Information provided »
####

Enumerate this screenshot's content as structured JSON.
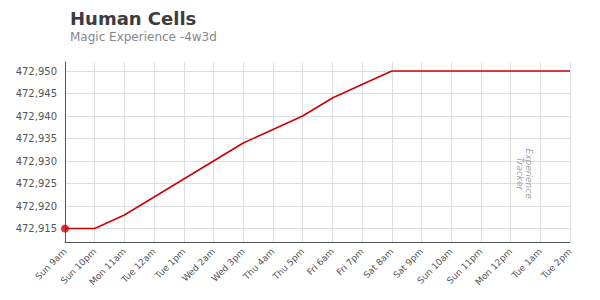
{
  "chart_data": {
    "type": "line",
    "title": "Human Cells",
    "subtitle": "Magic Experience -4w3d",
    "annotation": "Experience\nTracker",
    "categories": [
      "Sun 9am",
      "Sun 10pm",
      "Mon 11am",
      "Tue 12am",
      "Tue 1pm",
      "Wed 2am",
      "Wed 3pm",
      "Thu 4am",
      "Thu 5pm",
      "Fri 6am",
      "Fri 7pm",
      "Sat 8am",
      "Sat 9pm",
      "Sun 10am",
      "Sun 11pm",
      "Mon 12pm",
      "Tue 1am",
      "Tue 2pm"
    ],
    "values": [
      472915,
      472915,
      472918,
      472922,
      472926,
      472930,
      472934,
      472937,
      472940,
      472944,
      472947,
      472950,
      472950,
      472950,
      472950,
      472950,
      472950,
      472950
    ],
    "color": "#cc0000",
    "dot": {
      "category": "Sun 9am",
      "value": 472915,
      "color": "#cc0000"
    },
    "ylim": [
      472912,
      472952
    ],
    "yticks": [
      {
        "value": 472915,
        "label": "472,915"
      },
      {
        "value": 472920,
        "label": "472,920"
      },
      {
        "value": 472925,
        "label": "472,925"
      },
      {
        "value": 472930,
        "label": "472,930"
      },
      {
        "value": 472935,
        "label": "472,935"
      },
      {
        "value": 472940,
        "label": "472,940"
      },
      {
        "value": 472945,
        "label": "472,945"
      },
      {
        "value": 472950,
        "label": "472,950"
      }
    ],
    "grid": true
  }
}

####

Required work » Reproduce the material above in full, exactly, with no images.

Reply to the exercise »
Enumerate this screenshot's content as structured JSON.
{
  "chart_data": {
    "type": "line",
    "title": "Human Cells",
    "subtitle": "Magic Experience -4w3d",
    "annotation": "Experience\nTracker",
    "categories": [
      "Sun 9am",
      "Sun 10pm",
      "Mon 11am",
      "Tue 12am",
      "Tue 1pm",
      "Wed 2am",
      "Wed 3pm",
      "Thu 4am",
      "Thu 5pm",
      "Fri 6am",
      "Fri 7pm",
      "Sat 8am",
      "Sat 9pm",
      "Sun 10am",
      "Sun 11pm",
      "Mon 12pm",
      "Tue 1am",
      "Tue 2pm"
    ],
    "values": [
      472915,
      472915,
      472918,
      472922,
      472926,
      472930,
      472934,
      472937,
      472940,
      472944,
      472947,
      472950,
      472950,
      472950,
      472950,
      472950,
      472950,
      472950
    ],
    "color": "#cc0000",
    "dot": {
      "category": "Sun 9am",
      "value": 472915,
      "color": "#cc0000"
    },
    "ylim": [
      472912,
      472952
    ],
    "yticks": [
      {
        "value": 472915,
        "label": "472,915"
      },
      {
        "value": 472920,
        "label": "472,920"
      },
      {
        "value": 472925,
        "label": "472,925"
      },
      {
        "value": 472930,
        "label": "472,930"
      },
      {
        "value": 472935,
        "label": "472,935"
      },
      {
        "value": 472940,
        "label": "472,940"
      },
      {
        "value": 472945,
        "label": "472,945"
      },
      {
        "value": 472950,
        "label": "472,950"
      }
    ],
    "grid": true
  }
}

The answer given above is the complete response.